#### PROBLEM:
Lines containing the word "subtitle" are the ones to copy from the records below.

#### Dataset items:
◆ ◆ ◆ ◆
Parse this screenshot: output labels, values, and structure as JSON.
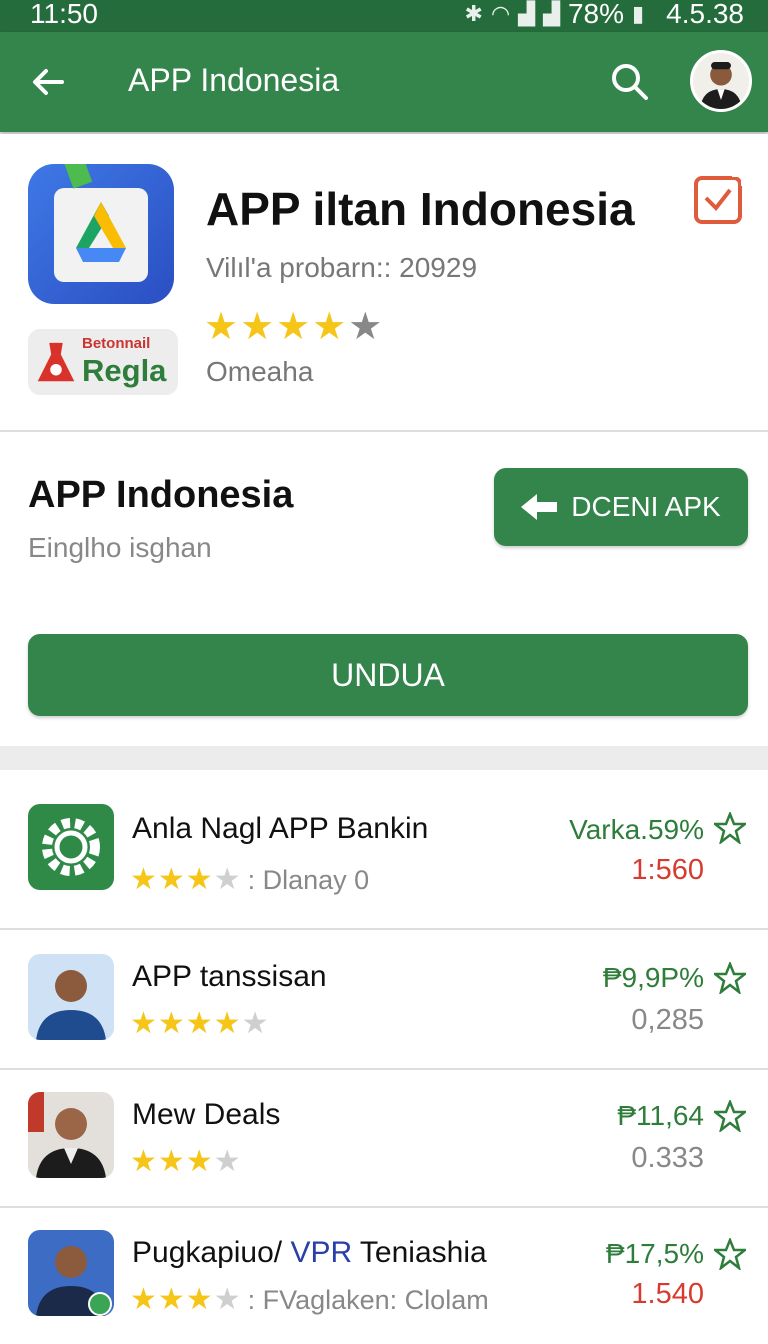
{
  "status_bar": {
    "time": "11:50",
    "battery": "78%",
    "network_version": "4.5.38"
  },
  "app_bar": {
    "title": "APP Indonesia",
    "back_icon": "arrow-left-icon",
    "search_icon": "search-icon"
  },
  "app_header": {
    "title": "APP iltan Indonesia",
    "subtitle": "Vilıl'a probarn:: 20929",
    "rating": 4.5,
    "developer": "Omeaha",
    "badge_small": "Betonnail",
    "badge_big": "Regla"
  },
  "section": {
    "title": "APP Indonesia",
    "subtitle": "Einglho isghan",
    "apk_button": "DCENI APK",
    "download_button": "UNDUA"
  },
  "list": [
    {
      "name": "Anla Nagl  APP Bankin",
      "stars": 3,
      "note": ": Dlanay 0",
      "pct": "Varka.59%",
      "value": "1:560",
      "value_color": "red"
    },
    {
      "name": "APP tanssisan",
      "stars": 4,
      "note": "",
      "pct": "₱9,9P%",
      "value": "0,285",
      "value_color": "gray"
    },
    {
      "name": "Mew Deals",
      "stars": 3,
      "note": "",
      "pct": "₱11,64",
      "value": "0.333",
      "value_color": "gray"
    },
    {
      "name_pre": "Pugkapiuo/ ",
      "name_vpr": "VPR",
      "name_post": " Teniashia",
      "stars": 3,
      "note": ": FVaglaken: Clolam",
      "pct": "₱17,5%",
      "value": "1.540",
      "value_color": "red"
    }
  ],
  "colors": {
    "primary": "#33854b",
    "status": "#256c3c",
    "star": "#f5c518",
    "positive": "#2f7d3a",
    "negative": "#d63b2f"
  }
}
◆ ◆ ◆ ◆
#### REPLY:
    "subtitle": "Vilıl'a probarn:: 20929",
    "subtitle": "Einglho isghan",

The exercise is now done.